[Your goal]:
Reproduce all the entries precisely.

* start Source data *

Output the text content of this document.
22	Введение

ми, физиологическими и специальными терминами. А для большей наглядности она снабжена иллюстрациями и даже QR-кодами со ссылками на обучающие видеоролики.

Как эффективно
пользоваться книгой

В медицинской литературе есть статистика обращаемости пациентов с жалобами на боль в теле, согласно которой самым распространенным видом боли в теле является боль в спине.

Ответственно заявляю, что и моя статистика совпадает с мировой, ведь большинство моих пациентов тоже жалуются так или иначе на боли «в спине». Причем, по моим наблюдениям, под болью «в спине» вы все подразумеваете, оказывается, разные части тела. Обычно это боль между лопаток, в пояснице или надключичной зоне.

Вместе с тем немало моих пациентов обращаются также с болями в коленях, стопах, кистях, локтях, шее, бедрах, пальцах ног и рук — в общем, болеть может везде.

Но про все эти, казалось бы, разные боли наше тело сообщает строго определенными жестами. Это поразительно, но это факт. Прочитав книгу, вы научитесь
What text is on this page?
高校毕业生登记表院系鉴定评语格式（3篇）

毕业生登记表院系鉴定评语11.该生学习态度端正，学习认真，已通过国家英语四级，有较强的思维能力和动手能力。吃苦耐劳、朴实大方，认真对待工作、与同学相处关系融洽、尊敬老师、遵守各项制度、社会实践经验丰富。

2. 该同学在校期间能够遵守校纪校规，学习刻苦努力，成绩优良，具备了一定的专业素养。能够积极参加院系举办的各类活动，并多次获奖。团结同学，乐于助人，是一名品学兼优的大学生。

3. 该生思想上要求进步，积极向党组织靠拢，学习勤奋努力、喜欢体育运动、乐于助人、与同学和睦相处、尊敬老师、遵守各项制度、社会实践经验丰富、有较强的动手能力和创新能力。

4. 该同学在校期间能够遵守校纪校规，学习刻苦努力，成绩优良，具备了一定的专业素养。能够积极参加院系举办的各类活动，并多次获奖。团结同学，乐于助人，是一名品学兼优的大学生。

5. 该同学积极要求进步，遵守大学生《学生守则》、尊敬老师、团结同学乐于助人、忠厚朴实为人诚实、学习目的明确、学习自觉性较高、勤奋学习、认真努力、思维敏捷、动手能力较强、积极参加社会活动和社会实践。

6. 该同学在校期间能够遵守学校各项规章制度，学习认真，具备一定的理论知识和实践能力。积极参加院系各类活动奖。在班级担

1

* end Source data *

[Final answer]:
Output the text content of this document.
22	Введение

ми, физиологическими и специальными терминами. А для большей наглядности она снабжена иллюстрациями и даже QR-кодами со ссылками на обучающие видеоролики.

Как эффективно
пользоваться книгой

В медицинской литературе есть статистика обращаемости пациентов с жалобами на боль в теле, согласно которой самым распространенным видом боли в теле является боль в спине.

Ответственно заявляю, что и моя статистика совпадает с мировой, ведь большинство моих пациентов тоже жалуются так или иначе на боли «в спине». Причем, по моим наблюдениям, под болью «в спине» вы все подразумеваете, оказывается, разные части тела. Обычно это боль между лопаток, в пояснице или надключичной зоне.

Вместе с тем немало моих пациентов обращаются также с болями в коленях, стопах, кистях, локтях, шее, бедрах, пальцах ног и рук — в общем, болеть может везде.

Но про все эти, казалось бы, разные боли наше тело сообщает строго определенными жестами. Это поразительно, но это факт. Прочитав книгу, вы научитесь
What text is on this page?
高校毕业生登记表院系鉴定评语格式（3篇）

毕业生登记表院系鉴定评语11.该生学习态度端正，学习认真，已通过国家英语四级，有较强的思维能力和动手能力。吃苦耐劳、朴实大方，认真对待工作、与同学相处关系融洽、尊敬老师、遵守各项制度、社会实践经验丰富。

2. 该同学在校期间能够遵守校纪校规，学习刻苦努力，成绩优良，具备了一定的专业素养。能够积极参加院系举办的各类活动，并多次获奖。团结同学，乐于助人，是一名品学兼优的大学生。

3. 该生思想上要求进步，积极向党组织靠拢，学习勤奋努力、喜欢体育运动、乐于助人、与同学和睦相处、尊敬老师、遵守各项制度、社会实践经验丰富、有较强的动手能力和创新能力。

4. 该同学在校期间能够遵守校纪校规，学习刻苦努力，成绩优良，具备了一定的专业素养。能够积极参加院系举办的各类活动，并多次获奖。团结同学，乐于助人，是一名品学兼优的大学生。

5. 该同学积极要求进步，遵守大学生《学生守则》、尊敬老师、团结同学乐于助人、忠厚朴实为人诚实、学习目的明确、学习自觉性较高、勤奋学习、认真努力、思维敏捷、动手能力较强、积极参加社会活动和社会实践。

6. 该同学在校期间能够遵守学校各项规章制度，学习认真，具备一定的理论知识和实践能力。积极参加院系各类活动奖。在班级担

1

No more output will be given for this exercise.